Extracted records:
###
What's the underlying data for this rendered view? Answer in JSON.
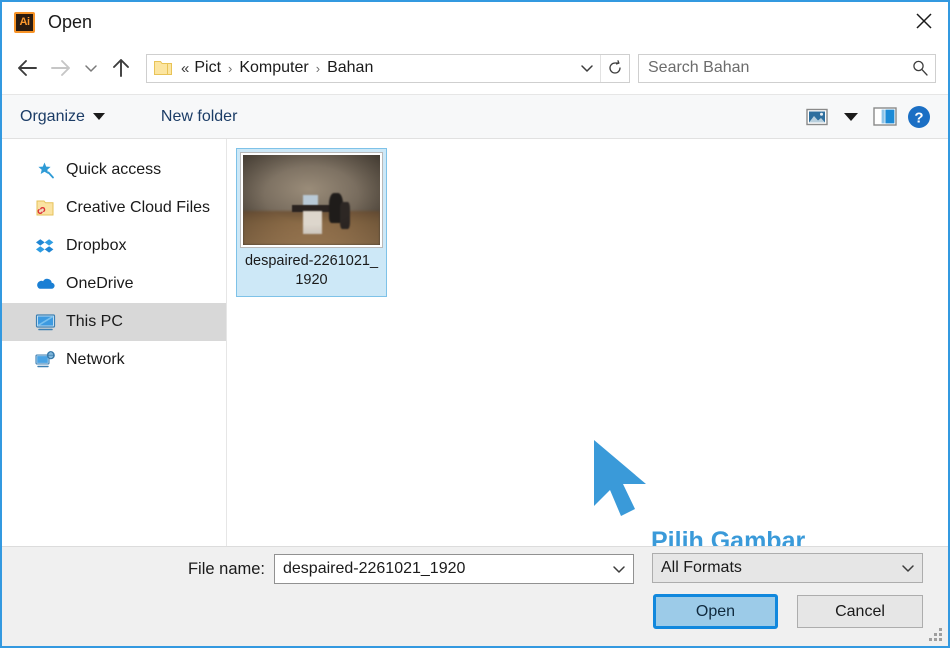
{
  "window": {
    "app_icon": "illustrator-ai-icon",
    "title": "Open",
    "close_label": "✕",
    "accent_color": "#3399e0"
  },
  "nav": {
    "back_label": "back-arrow",
    "forward_label": "forward-arrow",
    "recent_label": "recent-locations-chevron",
    "up_label": "up-arrow"
  },
  "address": {
    "folder_icon": "folder-icon",
    "overflow": "«",
    "crumbs": [
      "Pict",
      "Komputer",
      "Bahan"
    ],
    "separator": "›",
    "dropdown_icon": "chevron-down-icon",
    "refresh_icon": "refresh-icon"
  },
  "search": {
    "placeholder": "Search Bahan",
    "value": "",
    "icon": "search-icon"
  },
  "toolbar": {
    "organize_label": "Organize",
    "new_folder_label": "New folder",
    "view_icon": "picture-view-icon",
    "view_caret_icon": "chevron-down-icon",
    "preview_pane_icon": "preview-pane-icon",
    "help_icon": "help-question-icon",
    "help_label": "?"
  },
  "sidebar": {
    "items": [
      {
        "label": "Quick access",
        "icon": "star-pin-icon",
        "selected": false
      },
      {
        "label": "Creative Cloud Files",
        "icon": "creative-cloud-icon",
        "selected": false
      },
      {
        "label": "Dropbox",
        "icon": "dropbox-icon",
        "selected": false
      },
      {
        "label": "OneDrive",
        "icon": "onedrive-cloud-icon",
        "selected": false
      },
      {
        "label": "This PC",
        "icon": "this-pc-monitor-icon",
        "selected": true
      },
      {
        "label": "Network",
        "icon": "network-icon",
        "selected": false
      }
    ]
  },
  "content": {
    "files": [
      {
        "name": "despaired-2261021_1920",
        "selected": true,
        "thumbnail": "desk-scene-photo"
      }
    ]
  },
  "annotation": {
    "cursor_icon": "mouse-pointer-arrow",
    "text": "Pilih Gambar",
    "color": "#3a9ad9"
  },
  "footer": {
    "filename_label": "File name:",
    "filename_value": "despaired-2261021_1920",
    "filename_caret_icon": "chevron-down-icon",
    "format_value": "All Formats",
    "format_caret_icon": "chevron-down-icon",
    "open_label": "Open",
    "cancel_label": "Cancel",
    "resize_grip": "resize-grip"
  }
}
###
**What the task asks**
Your task is to transcribe all of the records precisely, with no images included.

**Exercise result**
What's the underlying data for this rendered view? Answer in JSON.
{
  "window": {
    "app_icon": "illustrator-ai-icon",
    "title": "Open",
    "close_label": "✕",
    "accent_color": "#3399e0"
  },
  "nav": {
    "back_label": "back-arrow",
    "forward_label": "forward-arrow",
    "recent_label": "recent-locations-chevron",
    "up_label": "up-arrow"
  },
  "address": {
    "folder_icon": "folder-icon",
    "overflow": "«",
    "crumbs": [
      "Pict",
      "Komputer",
      "Bahan"
    ],
    "separator": "›",
    "dropdown_icon": "chevron-down-icon",
    "refresh_icon": "refresh-icon"
  },
  "search": {
    "placeholder": "Search Bahan",
    "value": "",
    "icon": "search-icon"
  },
  "toolbar": {
    "organize_label": "Organize",
    "new_folder_label": "New folder",
    "view_icon": "picture-view-icon",
    "view_caret_icon": "chevron-down-icon",
    "preview_pane_icon": "preview-pane-icon",
    "help_icon": "help-question-icon",
    "help_label": "?"
  },
  "sidebar": {
    "items": [
      {
        "label": "Quick access",
        "icon": "star-pin-icon",
        "selected": false
      },
      {
        "label": "Creative Cloud Files",
        "icon": "creative-cloud-icon",
        "selected": false
      },
      {
        "label": "Dropbox",
        "icon": "dropbox-icon",
        "selected": false
      },
      {
        "label": "OneDrive",
        "icon": "onedrive-cloud-icon",
        "selected": false
      },
      {
        "label": "This PC",
        "icon": "this-pc-monitor-icon",
        "selected": true
      },
      {
        "label": "Network",
        "icon": "network-icon",
        "selected": false
      }
    ]
  },
  "content": {
    "files": [
      {
        "name": "despaired-2261021_1920",
        "selected": true,
        "thumbnail": "desk-scene-photo"
      }
    ]
  },
  "annotation": {
    "cursor_icon": "mouse-pointer-arrow",
    "text": "Pilih Gambar",
    "color": "#3a9ad9"
  },
  "footer": {
    "filename_label": "File name:",
    "filename_value": "despaired-2261021_1920",
    "filename_caret_icon": "chevron-down-icon",
    "format_value": "All Formats",
    "format_caret_icon": "chevron-down-icon",
    "open_label": "Open",
    "cancel_label": "Cancel",
    "resize_grip": "resize-grip"
  }
}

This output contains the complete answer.